Will you write out the data exactly, excluding every picture?

+++ Given information

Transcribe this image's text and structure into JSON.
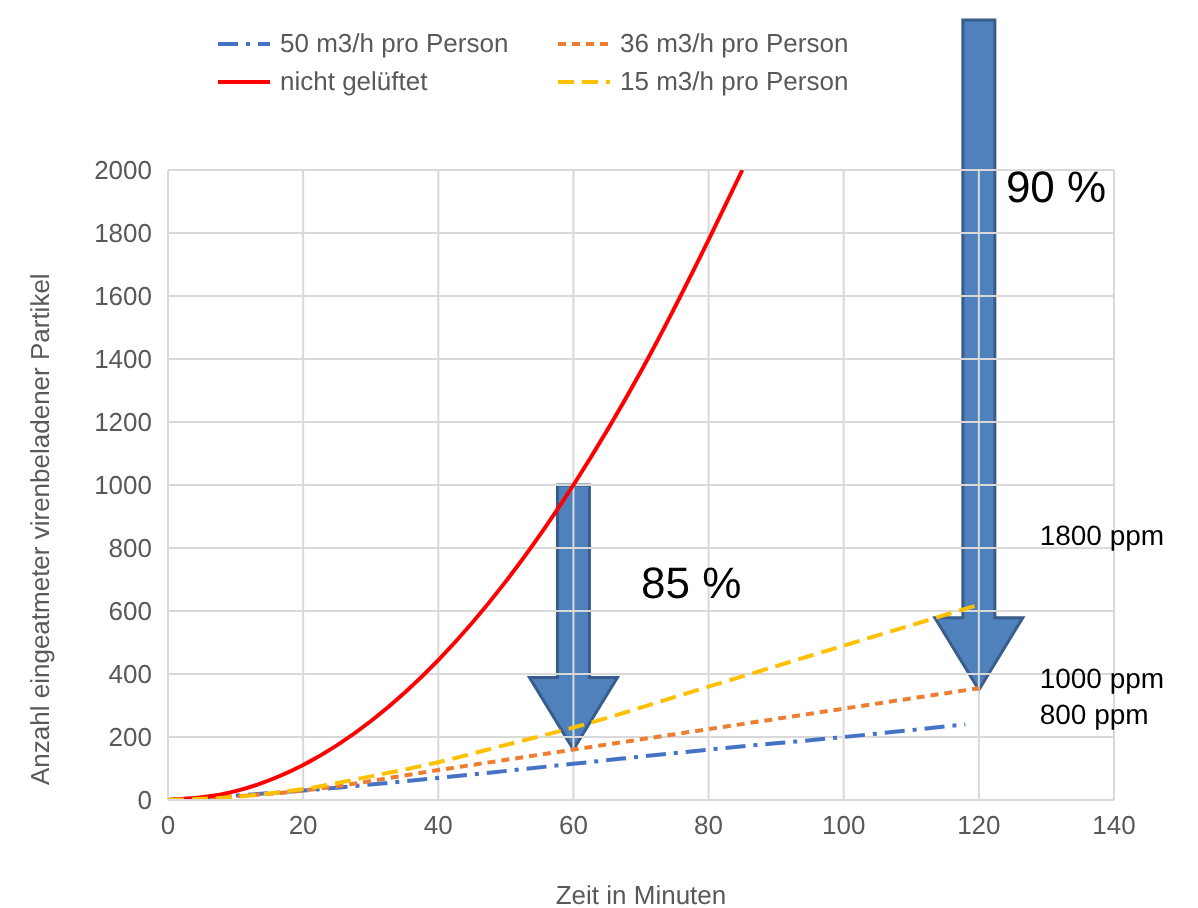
{
  "chart_data": {
    "type": "line",
    "xlabel": "Zeit in Minuten",
    "ylabel": "Anzahl eingeatmeter virenbeladener Partikel",
    "xlim": [
      0,
      140
    ],
    "xticks": [
      0,
      20,
      40,
      60,
      80,
      100,
      120,
      140
    ],
    "ylim": [
      0,
      2000
    ],
    "yticks": [
      0,
      200,
      400,
      600,
      800,
      1000,
      1200,
      1400,
      1600,
      1800,
      2000
    ],
    "grid": true,
    "legend": "top",
    "marker": "none",
    "series": [
      {
        "name": "50 m3/h pro Person",
        "color": "#4472c4",
        "line_style": "dashdot",
        "x": [
          0,
          20,
          40,
          60,
          80,
          100,
          118
        ],
        "values": [
          0,
          30,
          70,
          115,
          160,
          200,
          240
        ]
      },
      {
        "name": "36 m3/h pro Person",
        "color": "#ed7d31",
        "line_style": "dotted",
        "x": [
          0,
          20,
          40,
          60,
          80,
          100,
          120
        ],
        "values": [
          0,
          30,
          95,
          160,
          225,
          290,
          355
        ]
      },
      {
        "name": "nicht gelüftet",
        "color": "#ff0000",
        "line_style": "solid",
        "x": [
          0,
          10,
          20,
          30,
          40,
          50,
          60,
          70,
          80,
          85
        ],
        "values": [
          0,
          28,
          111,
          250,
          444,
          694,
          1000,
          1361,
          1778,
          2000
        ]
      },
      {
        "name": "15 m3/h pro Person",
        "color": "#ffc000",
        "line_style": "dashed",
        "x": [
          0,
          10,
          20,
          30,
          40,
          50,
          60,
          80,
          100,
          120
        ],
        "values": [
          0,
          10,
          35,
          75,
          120,
          175,
          230,
          360,
          490,
          620
        ]
      }
    ],
    "annotations": [
      {
        "text": "85 %"
      },
      {
        "text": "90 %"
      },
      "1800 ppm",
      "1000 ppm",
      "800 ppm"
    ]
  }
}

++++++

▸ **Solution to the exercise**:
Transcribe this image's text and structure into JSON.
{
  "chart_data": {
    "type": "line",
    "xlabel": "Zeit in Minuten",
    "ylabel": "Anzahl eingeatmeter virenbeladener Partikel",
    "xlim": [
      0,
      140
    ],
    "xticks": [
      0,
      20,
      40,
      60,
      80,
      100,
      120,
      140
    ],
    "ylim": [
      0,
      2000
    ],
    "yticks": [
      0,
      200,
      400,
      600,
      800,
      1000,
      1200,
      1400,
      1600,
      1800,
      2000
    ],
    "grid": true,
    "legend": "top",
    "marker": "none",
    "series": [
      {
        "name": "50 m3/h pro Person",
        "color": "#4472c4",
        "line_style": "dashdot",
        "x": [
          0,
          20,
          40,
          60,
          80,
          100,
          118
        ],
        "values": [
          0,
          30,
          70,
          115,
          160,
          200,
          240
        ]
      },
      {
        "name": "36 m3/h pro Person",
        "color": "#ed7d31",
        "line_style": "dotted",
        "x": [
          0,
          20,
          40,
          60,
          80,
          100,
          120
        ],
        "values": [
          0,
          30,
          95,
          160,
          225,
          290,
          355
        ]
      },
      {
        "name": "nicht gelüftet",
        "color": "#ff0000",
        "line_style": "solid",
        "x": [
          0,
          10,
          20,
          30,
          40,
          50,
          60,
          70,
          80,
          85
        ],
        "values": [
          0,
          28,
          111,
          250,
          444,
          694,
          1000,
          1361,
          1778,
          2000
        ]
      },
      {
        "name": "15 m3/h pro Person",
        "color": "#ffc000",
        "line_style": "dashed",
        "x": [
          0,
          10,
          20,
          30,
          40,
          50,
          60,
          80,
          100,
          120
        ],
        "values": [
          0,
          10,
          35,
          75,
          120,
          175,
          230,
          360,
          490,
          620
        ]
      }
    ],
    "annotations": [
      {
        "text": "85 %"
      },
      {
        "text": "90 %"
      },
      "1800 ppm",
      "1000 ppm",
      "800 ppm"
    ]
  }
}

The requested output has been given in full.